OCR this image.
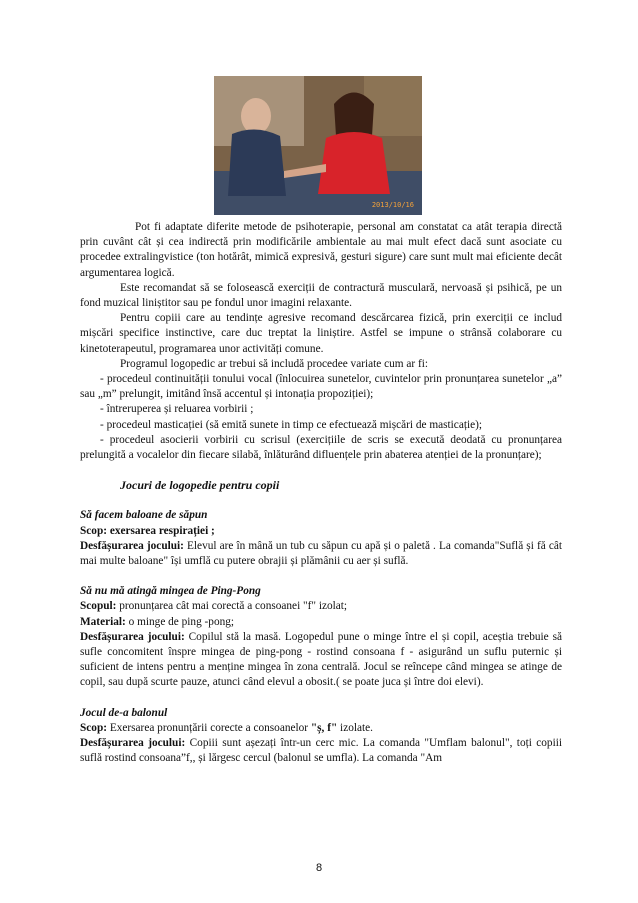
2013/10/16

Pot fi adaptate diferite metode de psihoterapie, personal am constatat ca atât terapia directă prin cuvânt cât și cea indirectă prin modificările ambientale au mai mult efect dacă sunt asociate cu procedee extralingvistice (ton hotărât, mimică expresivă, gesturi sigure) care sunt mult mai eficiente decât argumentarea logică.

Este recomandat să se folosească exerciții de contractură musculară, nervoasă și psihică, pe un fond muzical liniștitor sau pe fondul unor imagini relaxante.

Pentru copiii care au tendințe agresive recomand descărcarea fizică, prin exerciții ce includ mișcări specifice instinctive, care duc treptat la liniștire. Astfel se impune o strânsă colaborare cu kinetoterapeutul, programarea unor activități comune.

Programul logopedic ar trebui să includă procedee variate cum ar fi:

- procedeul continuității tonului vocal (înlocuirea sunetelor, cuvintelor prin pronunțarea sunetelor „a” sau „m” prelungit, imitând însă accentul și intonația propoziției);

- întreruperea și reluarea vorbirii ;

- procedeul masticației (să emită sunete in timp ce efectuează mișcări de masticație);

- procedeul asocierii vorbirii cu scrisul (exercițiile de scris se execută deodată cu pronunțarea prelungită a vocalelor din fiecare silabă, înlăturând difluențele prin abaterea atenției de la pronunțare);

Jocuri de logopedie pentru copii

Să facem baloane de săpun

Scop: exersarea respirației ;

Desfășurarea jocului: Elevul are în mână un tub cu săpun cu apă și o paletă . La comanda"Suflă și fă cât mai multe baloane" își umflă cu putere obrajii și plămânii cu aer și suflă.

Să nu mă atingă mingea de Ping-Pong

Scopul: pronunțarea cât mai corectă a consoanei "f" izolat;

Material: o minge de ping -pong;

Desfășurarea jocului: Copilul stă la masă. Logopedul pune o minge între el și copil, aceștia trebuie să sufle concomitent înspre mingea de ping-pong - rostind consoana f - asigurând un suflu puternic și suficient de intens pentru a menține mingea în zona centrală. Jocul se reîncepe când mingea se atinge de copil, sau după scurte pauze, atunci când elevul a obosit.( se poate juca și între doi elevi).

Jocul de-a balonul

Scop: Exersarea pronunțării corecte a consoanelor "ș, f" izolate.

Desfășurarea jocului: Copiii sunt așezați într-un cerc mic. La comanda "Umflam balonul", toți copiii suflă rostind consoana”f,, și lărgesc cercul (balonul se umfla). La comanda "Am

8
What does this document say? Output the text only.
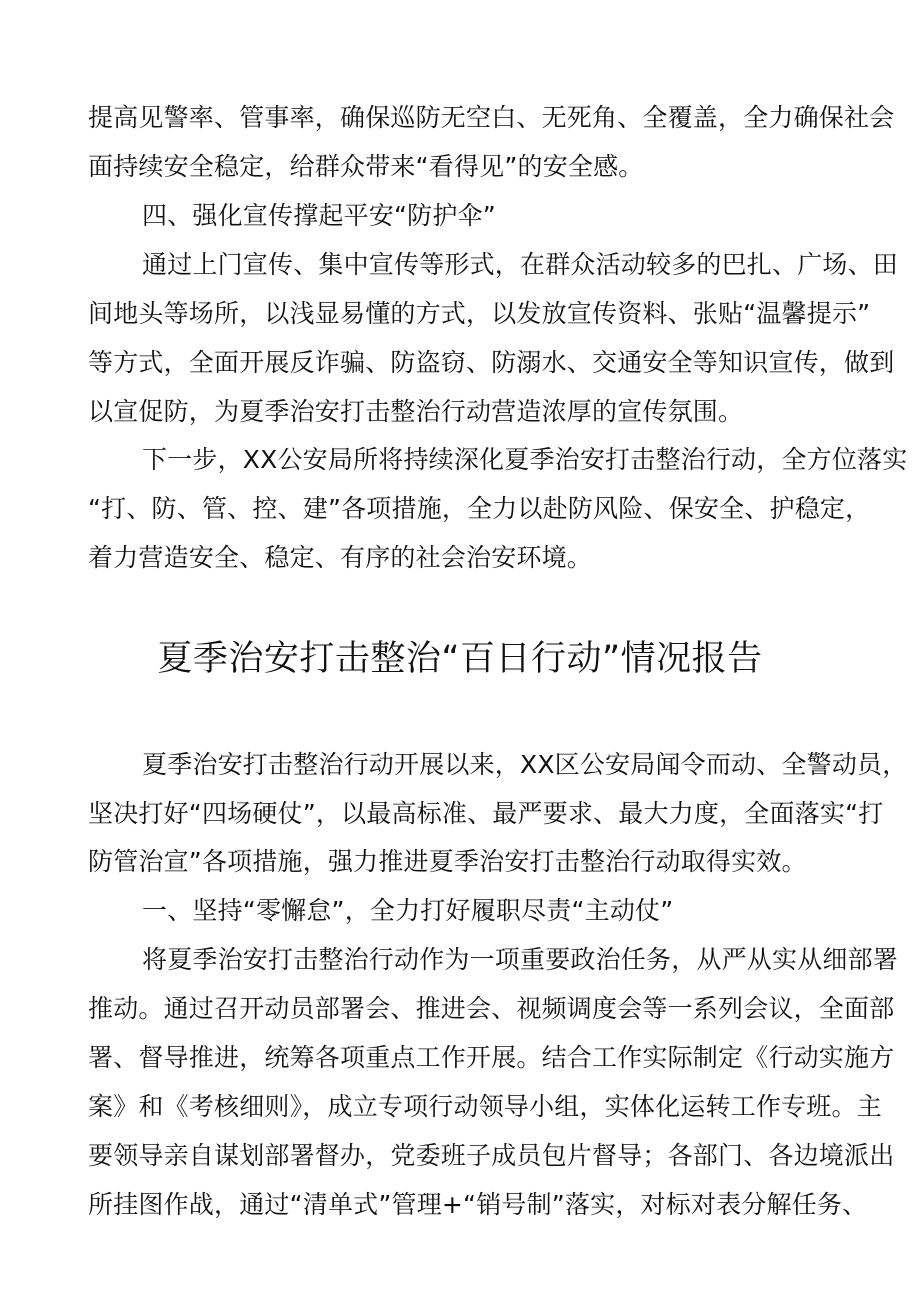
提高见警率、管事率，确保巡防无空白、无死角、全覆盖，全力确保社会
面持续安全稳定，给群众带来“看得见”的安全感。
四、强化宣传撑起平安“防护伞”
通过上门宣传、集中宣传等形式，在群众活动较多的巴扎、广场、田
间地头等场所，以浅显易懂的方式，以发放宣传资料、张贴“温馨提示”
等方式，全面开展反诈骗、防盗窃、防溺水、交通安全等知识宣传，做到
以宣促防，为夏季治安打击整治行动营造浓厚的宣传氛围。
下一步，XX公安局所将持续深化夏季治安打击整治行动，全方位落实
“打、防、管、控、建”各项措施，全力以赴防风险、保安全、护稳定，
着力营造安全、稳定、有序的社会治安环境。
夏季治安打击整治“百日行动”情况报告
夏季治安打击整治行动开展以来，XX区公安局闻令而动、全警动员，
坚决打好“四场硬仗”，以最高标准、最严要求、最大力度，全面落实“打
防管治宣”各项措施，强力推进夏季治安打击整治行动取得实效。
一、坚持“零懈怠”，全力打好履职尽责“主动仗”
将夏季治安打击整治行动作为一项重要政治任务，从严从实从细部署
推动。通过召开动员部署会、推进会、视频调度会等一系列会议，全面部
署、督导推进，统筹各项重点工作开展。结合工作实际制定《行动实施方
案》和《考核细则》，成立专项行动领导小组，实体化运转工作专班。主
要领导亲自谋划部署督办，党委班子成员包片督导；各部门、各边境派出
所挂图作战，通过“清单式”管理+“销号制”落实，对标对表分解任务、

__________________________________________________

# [What to produce]
Return only those lines of the records that contain the string "săpun".

# [Completed task]
Să facem baloane de săpun
Desfășurarea jocului: Elevul are în mână un tub cu săpun cu apă și o paletă . La comanda"Suflă și fă cât mai multe baloane" își umflă cu putere obrajii și plămânii cu aer și suflă.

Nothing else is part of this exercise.